= Written exercise =
Reproduce all of the data exactly, with no line skipped.
====== Input records
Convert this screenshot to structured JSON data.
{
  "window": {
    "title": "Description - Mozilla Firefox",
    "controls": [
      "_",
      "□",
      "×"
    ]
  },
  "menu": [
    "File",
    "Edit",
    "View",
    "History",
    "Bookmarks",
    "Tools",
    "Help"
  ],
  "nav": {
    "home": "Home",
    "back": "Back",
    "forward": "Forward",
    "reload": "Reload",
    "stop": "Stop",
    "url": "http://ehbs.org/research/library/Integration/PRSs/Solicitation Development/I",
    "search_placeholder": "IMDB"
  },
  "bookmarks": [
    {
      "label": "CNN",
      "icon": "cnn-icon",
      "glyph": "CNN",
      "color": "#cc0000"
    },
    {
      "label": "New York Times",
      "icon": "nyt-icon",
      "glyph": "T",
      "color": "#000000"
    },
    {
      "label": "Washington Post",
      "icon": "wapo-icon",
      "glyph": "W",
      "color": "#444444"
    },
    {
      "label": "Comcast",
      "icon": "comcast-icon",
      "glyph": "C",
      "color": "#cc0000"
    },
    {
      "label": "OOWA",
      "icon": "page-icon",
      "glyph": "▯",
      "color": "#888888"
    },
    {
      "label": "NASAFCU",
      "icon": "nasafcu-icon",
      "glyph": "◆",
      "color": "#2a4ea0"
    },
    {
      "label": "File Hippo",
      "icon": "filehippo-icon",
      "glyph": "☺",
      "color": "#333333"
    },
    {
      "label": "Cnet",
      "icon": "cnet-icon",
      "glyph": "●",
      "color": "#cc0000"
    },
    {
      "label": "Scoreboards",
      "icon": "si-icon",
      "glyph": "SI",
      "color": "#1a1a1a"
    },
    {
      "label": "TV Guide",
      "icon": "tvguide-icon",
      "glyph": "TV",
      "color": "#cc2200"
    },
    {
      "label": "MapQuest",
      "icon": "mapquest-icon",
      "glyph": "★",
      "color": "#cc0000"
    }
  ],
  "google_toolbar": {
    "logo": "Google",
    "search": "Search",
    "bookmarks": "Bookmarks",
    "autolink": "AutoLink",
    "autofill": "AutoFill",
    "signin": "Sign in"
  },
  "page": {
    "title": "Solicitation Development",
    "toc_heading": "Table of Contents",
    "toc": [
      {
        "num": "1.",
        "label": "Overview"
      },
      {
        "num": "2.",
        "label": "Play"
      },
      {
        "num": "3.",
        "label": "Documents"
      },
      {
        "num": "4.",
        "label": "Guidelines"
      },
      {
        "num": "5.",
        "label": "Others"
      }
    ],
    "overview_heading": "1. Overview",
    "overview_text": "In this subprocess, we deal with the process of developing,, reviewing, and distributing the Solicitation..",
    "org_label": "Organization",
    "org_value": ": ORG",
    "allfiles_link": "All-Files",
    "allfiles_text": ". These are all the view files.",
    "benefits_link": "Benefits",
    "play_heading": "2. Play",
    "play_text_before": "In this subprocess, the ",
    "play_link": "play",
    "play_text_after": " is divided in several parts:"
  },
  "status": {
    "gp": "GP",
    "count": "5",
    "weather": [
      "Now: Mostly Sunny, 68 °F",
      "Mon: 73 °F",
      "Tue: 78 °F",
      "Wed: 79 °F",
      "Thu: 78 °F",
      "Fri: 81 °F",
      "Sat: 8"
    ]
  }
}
============
= Written response =
Convert this screenshot to structured JSON data.
{
  "window": {
    "title": "Description - Mozilla Firefox",
    "controls": [
      "_",
      "□",
      "×"
    ]
  },
  "menu": [
    "File",
    "Edit",
    "View",
    "History",
    "Bookmarks",
    "Tools",
    "Help"
  ],
  "nav": {
    "home": "Home",
    "back": "Back",
    "forward": "Forward",
    "reload": "Reload",
    "stop": "Stop",
    "url": "http://ehbs.org/research/library/Integration/PRSs/Solicitation Development/I",
    "search_placeholder": "IMDB"
  },
  "bookmarks": [
    {
      "label": "CNN",
      "icon": "cnn-icon",
      "glyph": "CNN",
      "color": "#cc0000"
    },
    {
      "label": "New York Times",
      "icon": "nyt-icon",
      "glyph": "T",
      "color": "#000000"
    },
    {
      "label": "Washington Post",
      "icon": "wapo-icon",
      "glyph": "W",
      "color": "#444444"
    },
    {
      "label": "Comcast",
      "icon": "comcast-icon",
      "glyph": "C",
      "color": "#cc0000"
    },
    {
      "label": "OOWA",
      "icon": "page-icon",
      "glyph": "▯",
      "color": "#888888"
    },
    {
      "label": "NASAFCU",
      "icon": "nasafcu-icon",
      "glyph": "◆",
      "color": "#2a4ea0"
    },
    {
      "label": "File Hippo",
      "icon": "filehippo-icon",
      "glyph": "☺",
      "color": "#333333"
    },
    {
      "label": "Cnet",
      "icon": "cnet-icon",
      "glyph": "●",
      "color": "#cc0000"
    },
    {
      "label": "Scoreboards",
      "icon": "si-icon",
      "glyph": "SI",
      "color": "#1a1a1a"
    },
    {
      "label": "TV Guide",
      "icon": "tvguide-icon",
      "glyph": "TV",
      "color": "#cc2200"
    },
    {
      "label": "MapQuest",
      "icon": "mapquest-icon",
      "glyph": "★",
      "color": "#cc0000"
    }
  ],
  "google_toolbar": {
    "logo": "Google",
    "search": "Search",
    "bookmarks": "Bookmarks",
    "autolink": "AutoLink",
    "autofill": "AutoFill",
    "signin": "Sign in"
  },
  "page": {
    "title": "Solicitation Development",
    "toc_heading": "Table of Contents",
    "toc": [
      {
        "num": "1.",
        "label": "Overview"
      },
      {
        "num": "2.",
        "label": "Play"
      },
      {
        "num": "3.",
        "label": "Documents"
      },
      {
        "num": "4.",
        "label": "Guidelines"
      },
      {
        "num": "5.",
        "label": "Others"
      }
    ],
    "overview_heading": "1. Overview",
    "overview_text": "In this subprocess, we deal with the process of developing,, reviewing, and distributing the Solicitation..",
    "org_label": "Organization",
    "org_value": ": ORG",
    "allfiles_link": "All-Files",
    "allfiles_text": ". These are all the view files.",
    "benefits_link": "Benefits",
    "play_heading": "2. Play",
    "play_text_before": "In this subprocess, the ",
    "play_link": "play",
    "play_text_after": " is divided in several parts:"
  },
  "status": {
    "gp": "GP",
    "count": "5",
    "weather": [
      "Now: Mostly Sunny, 68 °F",
      "Mon: 73 °F",
      "Tue: 78 °F",
      "Wed: 79 °F",
      "Thu: 78 °F",
      "Fri: 81 °F",
      "Sat: 8"
    ]
  }
}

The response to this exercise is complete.